[start of Given information]

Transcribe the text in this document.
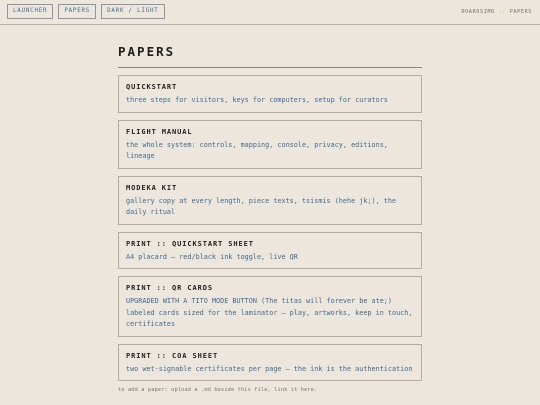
LAUNCHER	PAPERS	DARK / LIGHT	DOAKOSIMO :: PAPERS
PAPERS
QUICKSTART
three steps for visitors, keys for computers, setup for curators
FLIGHT MANUAL
the whole system: controls, mapping, console, privacy, editions, lineage
MODEKA KIT
gallery copy at every length, piece texts, tsismis (hehe jk;), the daily ritual
PRINT :: QUICKSTART SHEET
A4 placard — red/black ink toggle, live QR
PRINT :: QR CARDS
UPGRADED WITH A TITO MODE BUTTON (The titas will forever be ate;) labeled cards sized for the laminator — play, artworks, keep in touch, certificates
PRINT :: COA SHEET
two wet-signable certificates per page — the ink is the authentication
to add a paper: upload a .md beside this file, link it here.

[end of Given information]

▶ Problem to solve
Set down the material above as is, without any pictures.

▶ The answer
Transcribe the text in this document.
LAUNCHER	PAPERS	DARK / LIGHT	DOAKOSIMO :: PAPERS
PAPERS
QUICKSTART
three steps for visitors, keys for computers, setup for curators
FLIGHT MANUAL
the whole system: controls, mapping, console, privacy, editions, lineage
MODEKA KIT
gallery copy at every length, piece texts, tsismis (hehe jk;), the daily ritual
PRINT :: QUICKSTART SHEET
A4 placard — red/black ink toggle, live QR
PRINT :: QR CARDS
UPGRADED WITH A TITO MODE BUTTON (The titas will forever be ate;) labeled cards sized for the laminator — play, artworks, keep in touch, certificates
PRINT :: COA SHEET
two wet-signable certificates per page — the ink is the authentication
to add a paper: upload a .md beside this file, link it here.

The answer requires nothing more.